---------- INPUT FOR THIS TASK

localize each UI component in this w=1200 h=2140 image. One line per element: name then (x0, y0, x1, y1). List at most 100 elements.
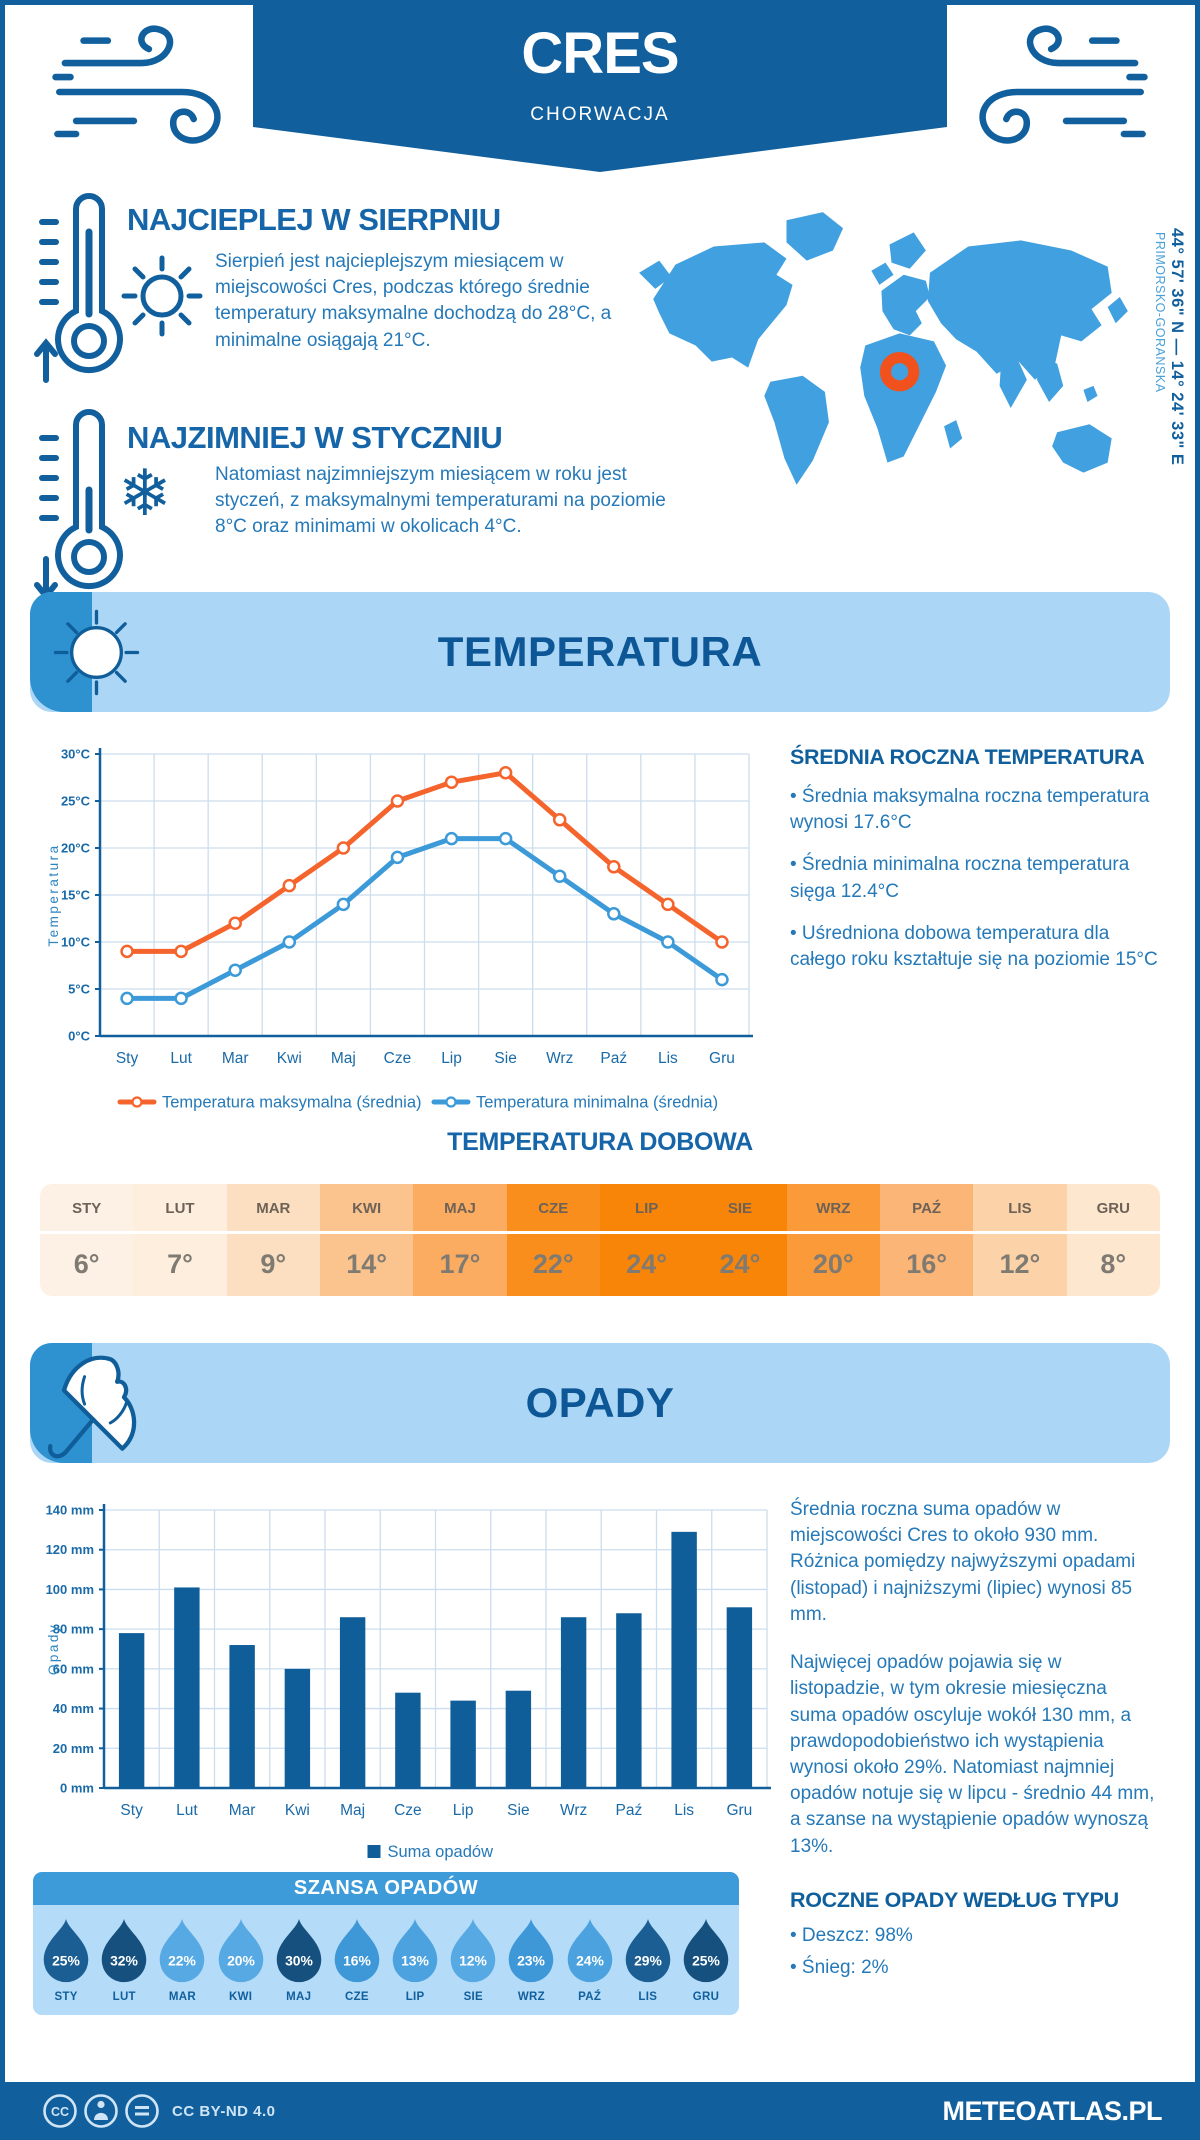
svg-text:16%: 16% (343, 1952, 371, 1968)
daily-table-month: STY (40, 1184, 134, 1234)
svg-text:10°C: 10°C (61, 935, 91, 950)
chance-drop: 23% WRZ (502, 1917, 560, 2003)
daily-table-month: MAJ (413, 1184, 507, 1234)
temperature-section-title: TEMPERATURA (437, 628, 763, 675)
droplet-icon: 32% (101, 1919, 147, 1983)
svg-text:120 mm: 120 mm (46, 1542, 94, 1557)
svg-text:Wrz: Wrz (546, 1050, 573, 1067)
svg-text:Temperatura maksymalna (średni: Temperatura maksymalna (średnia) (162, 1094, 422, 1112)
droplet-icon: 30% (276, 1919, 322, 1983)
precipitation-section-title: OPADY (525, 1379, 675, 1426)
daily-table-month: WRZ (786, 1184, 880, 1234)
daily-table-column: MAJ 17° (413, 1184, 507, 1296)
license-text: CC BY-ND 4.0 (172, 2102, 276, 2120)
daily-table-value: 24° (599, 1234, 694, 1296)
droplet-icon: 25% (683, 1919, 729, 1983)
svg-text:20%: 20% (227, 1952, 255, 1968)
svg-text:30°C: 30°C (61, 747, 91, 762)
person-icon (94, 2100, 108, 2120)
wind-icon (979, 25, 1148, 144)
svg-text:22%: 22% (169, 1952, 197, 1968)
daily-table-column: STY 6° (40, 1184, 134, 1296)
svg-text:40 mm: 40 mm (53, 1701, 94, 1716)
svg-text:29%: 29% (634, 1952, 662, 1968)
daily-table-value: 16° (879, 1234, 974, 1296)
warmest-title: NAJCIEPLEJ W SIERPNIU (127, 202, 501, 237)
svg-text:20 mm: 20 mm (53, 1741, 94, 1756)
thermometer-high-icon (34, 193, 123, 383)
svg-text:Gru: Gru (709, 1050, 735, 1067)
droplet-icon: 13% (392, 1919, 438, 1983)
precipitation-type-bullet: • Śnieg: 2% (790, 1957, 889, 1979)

--------------------

REQUIREMENT
Reproduce all of the entries above word for word, omitting the pictures.

COMPLETED TASK
localize each UI component in this w=1200 h=2140 image. One line per element: name then (x0, y0, x1, y1). List at most 100 elements.
svg-text:16%: 16% (343, 1952, 371, 1968)
daily-table-month: STY (40, 1184, 134, 1234)
svg-text:10°C: 10°C (61, 935, 91, 950)
chance-drop: 23% WRZ (502, 1917, 560, 2003)
daily-table-month: MAJ (413, 1184, 507, 1234)
temperature-section-title: TEMPERATURA (437, 628, 763, 675)
droplet-icon: 32% (101, 1919, 147, 1983)
svg-text:120 mm: 120 mm (46, 1542, 94, 1557)
svg-text:Wrz: Wrz (546, 1050, 573, 1067)
svg-text:Temperatura maksymalna (średni: Temperatura maksymalna (średnia) (162, 1094, 422, 1112)
droplet-icon: 30% (276, 1919, 322, 1983)
precipitation-section-title: OPADY (525, 1379, 675, 1426)
daily-table-month: WRZ (786, 1184, 880, 1234)
daily-table-column: MAJ 17° (413, 1184, 507, 1296)
license-text: CC BY-ND 4.0 (172, 2102, 276, 2120)
daily-table-value: 24° (599, 1234, 694, 1296)
droplet-icon: 25% (683, 1919, 729, 1983)
svg-text:20%: 20% (227, 1952, 255, 1968)
svg-text:30°C: 30°C (61, 747, 91, 762)
person-icon (94, 2100, 108, 2120)
wind-icon (979, 25, 1148, 144)
svg-text:22%: 22% (169, 1952, 197, 1968)
daily-table-column: STY 6° (40, 1184, 134, 1296)
svg-text:40 mm: 40 mm (53, 1701, 94, 1716)
svg-text:29%: 29% (634, 1952, 662, 1968)
daily-table-value: 16° (879, 1234, 974, 1296)
warmest-title: NAJCIEPLEJ W SIERPNIU (127, 202, 501, 237)
svg-text:20 mm: 20 mm (53, 1741, 94, 1756)
thermometer-high-icon (34, 193, 123, 383)
svg-text:Gru: Gru (709, 1050, 735, 1067)
droplet-icon: 13% (392, 1919, 438, 1983)
precipitation-type-bullet: • Śnieg: 2% (790, 1957, 889, 1979)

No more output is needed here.